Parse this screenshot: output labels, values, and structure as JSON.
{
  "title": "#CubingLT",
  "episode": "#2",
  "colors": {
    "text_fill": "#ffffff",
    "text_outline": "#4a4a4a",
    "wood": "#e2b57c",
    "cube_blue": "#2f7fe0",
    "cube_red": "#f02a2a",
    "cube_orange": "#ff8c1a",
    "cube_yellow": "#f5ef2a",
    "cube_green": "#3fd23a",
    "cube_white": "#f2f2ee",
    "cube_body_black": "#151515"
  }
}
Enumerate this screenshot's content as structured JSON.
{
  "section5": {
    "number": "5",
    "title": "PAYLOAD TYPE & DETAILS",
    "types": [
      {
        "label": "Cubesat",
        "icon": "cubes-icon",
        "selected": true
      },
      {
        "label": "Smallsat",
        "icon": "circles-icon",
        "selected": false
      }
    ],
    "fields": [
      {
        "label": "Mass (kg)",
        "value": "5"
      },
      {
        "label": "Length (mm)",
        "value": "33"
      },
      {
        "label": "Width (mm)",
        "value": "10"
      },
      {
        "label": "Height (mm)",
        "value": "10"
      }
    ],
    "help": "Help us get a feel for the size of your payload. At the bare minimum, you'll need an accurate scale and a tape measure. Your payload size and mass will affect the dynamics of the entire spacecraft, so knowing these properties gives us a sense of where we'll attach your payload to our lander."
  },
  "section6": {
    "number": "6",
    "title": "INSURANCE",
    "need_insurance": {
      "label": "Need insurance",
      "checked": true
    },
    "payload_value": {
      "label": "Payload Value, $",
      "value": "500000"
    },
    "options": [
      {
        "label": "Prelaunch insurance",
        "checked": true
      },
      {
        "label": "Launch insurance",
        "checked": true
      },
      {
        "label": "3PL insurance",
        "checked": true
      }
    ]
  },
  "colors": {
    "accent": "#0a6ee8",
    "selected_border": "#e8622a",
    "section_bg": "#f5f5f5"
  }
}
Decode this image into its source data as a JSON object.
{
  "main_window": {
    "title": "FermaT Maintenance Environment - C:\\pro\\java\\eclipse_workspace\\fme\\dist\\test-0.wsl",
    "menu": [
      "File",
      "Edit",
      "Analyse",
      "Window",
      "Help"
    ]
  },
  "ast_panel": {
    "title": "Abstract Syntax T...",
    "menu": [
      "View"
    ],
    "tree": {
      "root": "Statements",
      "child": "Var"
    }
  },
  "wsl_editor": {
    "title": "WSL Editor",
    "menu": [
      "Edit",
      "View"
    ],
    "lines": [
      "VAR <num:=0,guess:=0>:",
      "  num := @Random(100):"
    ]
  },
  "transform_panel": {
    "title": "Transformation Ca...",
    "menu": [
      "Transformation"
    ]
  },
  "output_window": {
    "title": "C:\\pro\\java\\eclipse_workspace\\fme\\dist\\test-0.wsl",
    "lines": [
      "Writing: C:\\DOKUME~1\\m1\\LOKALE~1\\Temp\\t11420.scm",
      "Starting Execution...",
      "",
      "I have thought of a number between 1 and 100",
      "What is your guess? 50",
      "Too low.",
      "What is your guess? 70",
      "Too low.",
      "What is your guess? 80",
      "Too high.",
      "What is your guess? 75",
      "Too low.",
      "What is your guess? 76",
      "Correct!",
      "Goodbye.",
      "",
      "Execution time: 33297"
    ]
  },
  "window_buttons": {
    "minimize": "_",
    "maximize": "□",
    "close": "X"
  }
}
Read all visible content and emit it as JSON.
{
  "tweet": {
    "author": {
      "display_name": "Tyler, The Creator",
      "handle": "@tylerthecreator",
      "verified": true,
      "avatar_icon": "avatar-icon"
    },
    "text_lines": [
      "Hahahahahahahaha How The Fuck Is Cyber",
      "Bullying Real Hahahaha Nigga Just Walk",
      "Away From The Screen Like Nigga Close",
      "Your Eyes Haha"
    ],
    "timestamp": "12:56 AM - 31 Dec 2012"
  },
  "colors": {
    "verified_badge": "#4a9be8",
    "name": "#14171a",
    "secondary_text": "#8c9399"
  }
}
━━━━━━━━━━━━━━━━
Required task → Quote all of the entries exactly as they appear.

Output →
Parse this screenshot: output labels, values, and structure as JSON.
{
  "title": "#CubingLT",
  "episode": "#2",
  "colors": {
    "text_fill": "#ffffff",
    "text_outline": "#4a4a4a",
    "wood": "#e2b57c",
    "cube_blue": "#2f7fe0",
    "cube_red": "#f02a2a",
    "cube_orange": "#ff8c1a",
    "cube_yellow": "#f5ef2a",
    "cube_green": "#3fd23a",
    "cube_white": "#f2f2ee",
    "cube_body_black": "#151515"
  }
}
Enumerate this screenshot's content as structured JSON.
{
  "section5": {
    "number": "5",
    "title": "PAYLOAD TYPE & DETAILS",
    "types": [
      {
        "label": "Cubesat",
        "icon": "cubes-icon",
        "selected": true
      },
      {
        "label": "Smallsat",
        "icon": "circles-icon",
        "selected": false
      }
    ],
    "fields": [
      {
        "label": "Mass (kg)",
        "value": "5"
      },
      {
        "label": "Length (mm)",
        "value": "33"
      },
      {
        "label": "Width (mm)",
        "value": "10"
      },
      {
        "label": "Height (mm)",
        "value": "10"
      }
    ],
    "help": "Help us get a feel for the size of your payload. At the bare minimum, you'll need an accurate scale and a tape measure. Your payload size and mass will affect the dynamics of the entire spacecraft, so knowing these properties gives us a sense of where we'll attach your payload to our lander."
  },
  "section6": {
    "number": "6",
    "title": "INSURANCE",
    "need_insurance": {
      "label": "Need insurance",
      "checked": true
    },
    "payload_value": {
      "label": "Payload Value, $",
      "value": "500000"
    },
    "options": [
      {
        "label": "Prelaunch insurance",
        "checked": true
      },
      {
        "label": "Launch insurance",
        "checked": true
      },
      {
        "label": "3PL insurance",
        "checked": true
      }
    ]
  },
  "colors": {
    "accent": "#0a6ee8",
    "selected_border": "#e8622a",
    "section_bg": "#f5f5f5"
  }
}
Decode this image into its source data as a JSON object.
{
  "main_window": {
    "title": "FermaT Maintenance Environment - C:\\pro\\java\\eclipse_workspace\\fme\\dist\\test-0.wsl",
    "menu": [
      "File",
      "Edit",
      "Analyse",
      "Window",
      "Help"
    ]
  },
  "ast_panel": {
    "title": "Abstract Syntax T...",
    "menu": [
      "View"
    ],
    "tree": {
      "root": "Statements",
      "child": "Var"
    }
  },
  "wsl_editor": {
    "title": "WSL Editor",
    "menu": [
      "Edit",
      "View"
    ],
    "lines": [
      "VAR <num:=0,guess:=0>:",
      "  num := @Random(100):"
    ]
  },
  "transform_panel": {
    "title": "Transformation Ca...",
    "menu": [
      "Transformation"
    ]
  },
  "output_window": {
    "title": "C:\\pro\\java\\eclipse_workspace\\fme\\dist\\test-0.wsl",
    "lines": [
      "Writing: C:\\DOKUME~1\\m1\\LOKALE~1\\Temp\\t11420.scm",
      "Starting Execution...",
      "",
      "I have thought of a number between 1 and 100",
      "What is your guess? 50",
      "Too low.",
      "What is your guess? 70",
      "Too low.",
      "What is your guess? 80",
      "Too high.",
      "What is your guess? 75",
      "Too low.",
      "What is your guess? 76",
      "Correct!",
      "Goodbye.",
      "",
      "Execution time: 33297"
    ]
  },
  "window_buttons": {
    "minimize": "_",
    "maximize": "□",
    "close": "X"
  }
}
Read all visible content and emit it as JSON.
{
  "tweet": {
    "author": {
      "display_name": "Tyler, The Creator",
      "handle": "@tylerthecreator",
      "verified": true,
      "avatar_icon": "avatar-icon"
    },
    "text_lines": [
      "Hahahahahahahaha How The Fuck Is Cyber",
      "Bullying Real Hahahaha Nigga Just Walk",
      "Away From The Screen Like Nigga Close",
      "Your Eyes Haha"
    ],
    "timestamp": "12:56 AM - 31 Dec 2012"
  },
  "colors": {
    "verified_badge": "#4a9be8",
    "name": "#14171a",
    "secondary_text": "#8c9399"
  }
}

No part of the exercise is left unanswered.